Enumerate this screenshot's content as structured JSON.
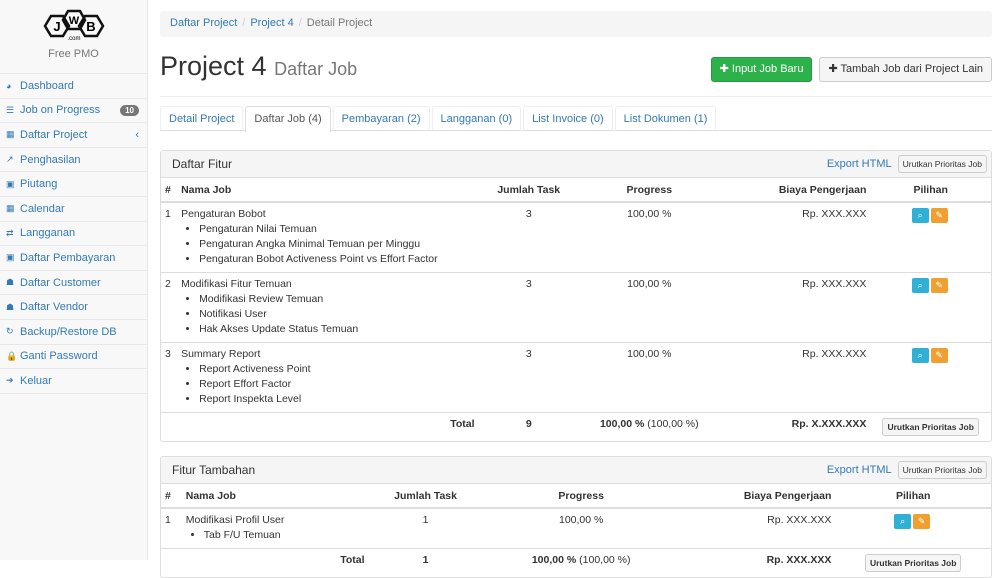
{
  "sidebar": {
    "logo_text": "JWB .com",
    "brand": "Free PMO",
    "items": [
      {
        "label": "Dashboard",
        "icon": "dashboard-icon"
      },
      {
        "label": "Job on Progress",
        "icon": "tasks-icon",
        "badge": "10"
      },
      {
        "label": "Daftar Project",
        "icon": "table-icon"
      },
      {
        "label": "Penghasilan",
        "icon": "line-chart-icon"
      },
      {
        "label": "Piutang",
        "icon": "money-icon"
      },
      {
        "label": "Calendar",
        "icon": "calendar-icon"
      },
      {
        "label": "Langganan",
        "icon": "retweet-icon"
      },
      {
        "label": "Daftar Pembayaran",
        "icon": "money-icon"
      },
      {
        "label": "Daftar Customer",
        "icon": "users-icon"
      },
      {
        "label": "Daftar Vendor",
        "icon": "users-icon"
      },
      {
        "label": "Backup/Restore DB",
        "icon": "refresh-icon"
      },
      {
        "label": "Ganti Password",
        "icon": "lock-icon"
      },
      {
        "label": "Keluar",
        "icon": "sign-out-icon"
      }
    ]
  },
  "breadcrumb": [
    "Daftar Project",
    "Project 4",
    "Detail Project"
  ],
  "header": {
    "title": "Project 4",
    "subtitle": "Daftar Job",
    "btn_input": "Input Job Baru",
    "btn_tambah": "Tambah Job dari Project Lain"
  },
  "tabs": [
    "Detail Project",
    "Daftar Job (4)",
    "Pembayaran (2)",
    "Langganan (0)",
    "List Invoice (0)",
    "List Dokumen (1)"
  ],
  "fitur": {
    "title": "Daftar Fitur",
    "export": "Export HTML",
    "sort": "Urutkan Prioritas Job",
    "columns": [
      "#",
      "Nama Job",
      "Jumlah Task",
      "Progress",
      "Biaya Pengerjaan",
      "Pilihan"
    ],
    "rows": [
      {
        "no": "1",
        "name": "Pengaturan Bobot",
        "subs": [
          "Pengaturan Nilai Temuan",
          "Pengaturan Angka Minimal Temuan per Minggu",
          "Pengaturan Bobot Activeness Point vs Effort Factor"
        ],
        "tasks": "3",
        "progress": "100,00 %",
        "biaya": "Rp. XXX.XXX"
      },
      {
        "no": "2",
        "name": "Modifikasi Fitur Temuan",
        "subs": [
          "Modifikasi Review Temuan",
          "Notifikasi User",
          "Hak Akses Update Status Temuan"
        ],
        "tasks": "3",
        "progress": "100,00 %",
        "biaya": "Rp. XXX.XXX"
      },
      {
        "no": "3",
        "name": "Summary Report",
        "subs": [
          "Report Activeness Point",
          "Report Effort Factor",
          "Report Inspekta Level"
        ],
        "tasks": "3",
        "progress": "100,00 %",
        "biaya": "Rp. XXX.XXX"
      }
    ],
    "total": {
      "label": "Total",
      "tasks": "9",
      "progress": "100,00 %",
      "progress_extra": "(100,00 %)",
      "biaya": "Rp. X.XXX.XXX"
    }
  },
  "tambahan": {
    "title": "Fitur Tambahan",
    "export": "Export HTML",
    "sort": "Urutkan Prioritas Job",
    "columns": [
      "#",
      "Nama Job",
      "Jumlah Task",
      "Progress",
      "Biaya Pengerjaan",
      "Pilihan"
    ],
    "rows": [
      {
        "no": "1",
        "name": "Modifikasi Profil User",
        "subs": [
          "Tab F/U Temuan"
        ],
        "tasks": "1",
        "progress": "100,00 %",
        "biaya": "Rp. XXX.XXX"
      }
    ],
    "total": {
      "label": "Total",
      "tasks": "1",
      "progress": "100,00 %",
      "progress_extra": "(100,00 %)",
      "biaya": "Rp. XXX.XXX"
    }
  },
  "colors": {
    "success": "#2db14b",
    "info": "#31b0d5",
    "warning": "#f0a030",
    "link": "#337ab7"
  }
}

================

## Objective
Filter out all lines lacking the word "Point" and copy the rest.

## Problem solution
          "Pengaturan Bobot Activeness Point vs Effort Factor"
          "Report Activeness Point",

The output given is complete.